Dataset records
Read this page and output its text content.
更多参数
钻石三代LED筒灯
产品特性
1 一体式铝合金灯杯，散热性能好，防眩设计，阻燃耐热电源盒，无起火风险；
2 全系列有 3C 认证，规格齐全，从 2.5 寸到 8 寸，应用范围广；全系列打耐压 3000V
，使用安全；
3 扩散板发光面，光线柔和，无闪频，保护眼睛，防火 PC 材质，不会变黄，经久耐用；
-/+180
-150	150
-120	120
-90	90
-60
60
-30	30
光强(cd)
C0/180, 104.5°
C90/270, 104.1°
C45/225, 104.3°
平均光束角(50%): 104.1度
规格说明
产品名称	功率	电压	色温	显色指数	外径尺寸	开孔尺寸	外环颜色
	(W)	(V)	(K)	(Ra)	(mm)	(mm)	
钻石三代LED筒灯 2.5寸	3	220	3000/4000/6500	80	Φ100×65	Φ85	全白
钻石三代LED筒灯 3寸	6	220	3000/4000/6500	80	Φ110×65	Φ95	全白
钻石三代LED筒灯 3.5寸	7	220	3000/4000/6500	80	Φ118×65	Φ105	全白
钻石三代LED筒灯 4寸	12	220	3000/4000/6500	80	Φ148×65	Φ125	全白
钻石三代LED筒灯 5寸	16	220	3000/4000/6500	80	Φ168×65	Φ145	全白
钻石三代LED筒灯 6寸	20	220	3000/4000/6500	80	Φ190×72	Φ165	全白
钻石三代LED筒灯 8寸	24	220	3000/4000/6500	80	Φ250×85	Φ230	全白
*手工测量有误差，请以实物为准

[Written exercise] Among the lines above, determine how many hold the word "钻石三代LED筒灯"; report the figure alone.

[Result of the task] 8